- [Data entries]
--- BEGIN ---

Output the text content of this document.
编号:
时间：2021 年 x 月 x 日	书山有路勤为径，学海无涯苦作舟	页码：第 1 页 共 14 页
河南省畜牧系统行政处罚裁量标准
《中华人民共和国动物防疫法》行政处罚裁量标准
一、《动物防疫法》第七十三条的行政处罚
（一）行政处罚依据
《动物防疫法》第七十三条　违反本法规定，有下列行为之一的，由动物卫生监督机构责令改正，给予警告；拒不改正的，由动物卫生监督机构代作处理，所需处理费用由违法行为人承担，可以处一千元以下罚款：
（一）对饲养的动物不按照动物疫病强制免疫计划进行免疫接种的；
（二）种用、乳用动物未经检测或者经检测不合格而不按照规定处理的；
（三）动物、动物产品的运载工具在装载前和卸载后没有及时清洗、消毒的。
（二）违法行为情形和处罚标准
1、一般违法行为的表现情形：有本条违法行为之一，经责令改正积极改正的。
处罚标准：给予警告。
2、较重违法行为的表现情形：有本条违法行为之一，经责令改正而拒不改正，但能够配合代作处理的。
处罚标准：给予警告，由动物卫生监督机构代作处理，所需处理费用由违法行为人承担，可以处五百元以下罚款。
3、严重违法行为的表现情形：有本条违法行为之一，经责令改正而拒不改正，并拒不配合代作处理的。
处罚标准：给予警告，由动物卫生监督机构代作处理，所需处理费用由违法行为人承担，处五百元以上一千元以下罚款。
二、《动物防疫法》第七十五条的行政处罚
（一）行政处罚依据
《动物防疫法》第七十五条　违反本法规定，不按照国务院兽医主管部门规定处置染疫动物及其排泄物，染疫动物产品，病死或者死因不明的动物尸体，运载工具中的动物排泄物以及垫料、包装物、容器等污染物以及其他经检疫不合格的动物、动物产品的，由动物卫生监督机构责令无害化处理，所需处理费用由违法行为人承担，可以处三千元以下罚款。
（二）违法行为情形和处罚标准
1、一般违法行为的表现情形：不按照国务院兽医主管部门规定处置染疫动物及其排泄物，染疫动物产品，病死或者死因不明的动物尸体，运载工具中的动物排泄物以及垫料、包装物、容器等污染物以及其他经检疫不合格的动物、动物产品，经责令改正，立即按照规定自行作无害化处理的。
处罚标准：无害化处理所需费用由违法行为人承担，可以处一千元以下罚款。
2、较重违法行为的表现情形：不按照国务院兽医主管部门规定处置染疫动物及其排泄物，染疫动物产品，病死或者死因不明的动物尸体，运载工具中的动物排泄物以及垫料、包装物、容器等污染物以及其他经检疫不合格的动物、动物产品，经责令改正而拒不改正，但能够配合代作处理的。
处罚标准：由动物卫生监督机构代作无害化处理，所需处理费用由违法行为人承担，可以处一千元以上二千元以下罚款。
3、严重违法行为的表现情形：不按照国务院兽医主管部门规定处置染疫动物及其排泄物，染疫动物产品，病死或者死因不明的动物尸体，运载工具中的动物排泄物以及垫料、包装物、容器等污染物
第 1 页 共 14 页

--- END ---

- [WRITTEN EXERCISE] Provide all the records again, word for word.

- [ANSWER FOR THIS EXERCISE]
Output the text content of this document.
编号:
时间：2021 年 x 月 x 日	书山有路勤为径，学海无涯苦作舟	页码：第 1 页 共 14 页
河南省畜牧系统行政处罚裁量标准
《中华人民共和国动物防疫法》行政处罚裁量标准
一、《动物防疫法》第七十三条的行政处罚
（一）行政处罚依据
《动物防疫法》第七十三条　违反本法规定，有下列行为之一的，由动物卫生监督机构责令改正，给予警告；拒不改正的，由动物卫生监督机构代作处理，所需处理费用由违法行为人承担，可以处一千元以下罚款：
（一）对饲养的动物不按照动物疫病强制免疫计划进行免疫接种的；
（二）种用、乳用动物未经检测或者经检测不合格而不按照规定处理的；
（三）动物、动物产品的运载工具在装载前和卸载后没有及时清洗、消毒的。
（二）违法行为情形和处罚标准
1、一般违法行为的表现情形：有本条违法行为之一，经责令改正积极改正的。
处罚标准：给予警告。
2、较重违法行为的表现情形：有本条违法行为之一，经责令改正而拒不改正，但能够配合代作处理的。
处罚标准：给予警告，由动物卫生监督机构代作处理，所需处理费用由违法行为人承担，可以处五百元以下罚款。
3、严重违法行为的表现情形：有本条违法行为之一，经责令改正而拒不改正，并拒不配合代作处理的。
处罚标准：给予警告，由动物卫生监督机构代作处理，所需处理费用由违法行为人承担，处五百元以上一千元以下罚款。
二、《动物防疫法》第七十五条的行政处罚
（一）行政处罚依据
《动物防疫法》第七十五条　违反本法规定，不按照国务院兽医主管部门规定处置染疫动物及其排泄物，染疫动物产品，病死或者死因不明的动物尸体，运载工具中的动物排泄物以及垫料、包装物、容器等污染物以及其他经检疫不合格的动物、动物产品的，由动物卫生监督机构责令无害化处理，所需处理费用由违法行为人承担，可以处三千元以下罚款。
（二）违法行为情形和处罚标准
1、一般违法行为的表现情形：不按照国务院兽医主管部门规定处置染疫动物及其排泄物，染疫动物产品，病死或者死因不明的动物尸体，运载工具中的动物排泄物以及垫料、包装物、容器等污染物以及其他经检疫不合格的动物、动物产品，经责令改正，立即按照规定自行作无害化处理的。
处罚标准：无害化处理所需费用由违法行为人承担，可以处一千元以下罚款。
2、较重违法行为的表现情形：不按照国务院兽医主管部门规定处置染疫动物及其排泄物，染疫动物产品，病死或者死因不明的动物尸体，运载工具中的动物排泄物以及垫料、包装物、容器等污染物以及其他经检疫不合格的动物、动物产品，经责令改正而拒不改正，但能够配合代作处理的。
处罚标准：由动物卫生监督机构代作无害化处理，所需处理费用由违法行为人承担，可以处一千元以上二千元以下罚款。
3、严重违法行为的表现情形：不按照国务院兽医主管部门规定处置染疫动物及其排泄物，染疫动物产品，病死或者死因不明的动物尸体，运载工具中的动物排泄物以及垫料、包装物、容器等污染物
第 1 页 共 14 页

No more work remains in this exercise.